Produce the listing below again, exactly as shown.

(Records from a collection of figures)
- - - -

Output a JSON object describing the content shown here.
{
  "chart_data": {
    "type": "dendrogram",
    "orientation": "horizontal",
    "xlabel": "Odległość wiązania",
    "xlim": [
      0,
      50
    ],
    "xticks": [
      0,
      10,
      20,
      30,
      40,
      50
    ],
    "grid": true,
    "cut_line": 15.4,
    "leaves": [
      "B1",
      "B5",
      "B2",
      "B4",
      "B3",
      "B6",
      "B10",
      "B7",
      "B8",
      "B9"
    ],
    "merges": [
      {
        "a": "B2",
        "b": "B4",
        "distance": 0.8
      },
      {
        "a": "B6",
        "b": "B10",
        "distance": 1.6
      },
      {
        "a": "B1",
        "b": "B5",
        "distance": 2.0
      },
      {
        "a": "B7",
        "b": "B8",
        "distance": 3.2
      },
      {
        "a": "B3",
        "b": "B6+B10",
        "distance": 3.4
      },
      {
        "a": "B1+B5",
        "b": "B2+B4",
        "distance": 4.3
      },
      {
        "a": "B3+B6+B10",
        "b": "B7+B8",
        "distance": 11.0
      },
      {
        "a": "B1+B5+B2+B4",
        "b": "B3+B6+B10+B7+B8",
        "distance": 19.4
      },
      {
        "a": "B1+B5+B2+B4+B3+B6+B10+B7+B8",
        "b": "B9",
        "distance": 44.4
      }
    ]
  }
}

- - - -

» TASK RESULT
Output a JSON object describing the content shown here.
{
  "chart_data": {
    "type": "dendrogram",
    "orientation": "horizontal",
    "xlabel": "Odległość wiązania",
    "xlim": [
      0,
      50
    ],
    "xticks": [
      0,
      10,
      20,
      30,
      40,
      50
    ],
    "grid": true,
    "cut_line": 15.4,
    "leaves": [
      "B1",
      "B5",
      "B2",
      "B4",
      "B3",
      "B6",
      "B10",
      "B7",
      "B8",
      "B9"
    ],
    "merges": [
      {
        "a": "B2",
        "b": "B4",
        "distance": 0.8
      },
      {
        "a": "B6",
        "b": "B10",
        "distance": 1.6
      },
      {
        "a": "B1",
        "b": "B5",
        "distance": 2.0
      },
      {
        "a": "B7",
        "b": "B8",
        "distance": 3.2
      },
      {
        "a": "B3",
        "b": "B6+B10",
        "distance": 3.4
      },
      {
        "a": "B1+B5",
        "b": "B2+B4",
        "distance": 4.3
      },
      {
        "a": "B3+B6+B10",
        "b": "B7+B8",
        "distance": 11.0
      },
      {
        "a": "B1+B5+B2+B4",
        "b": "B3+B6+B10+B7+B8",
        "distance": 19.4
      },
      {
        "a": "B1+B5+B2+B4+B3+B6+B10+B7+B8",
        "b": "B9",
        "distance": 44.4
      }
    ]
  }
}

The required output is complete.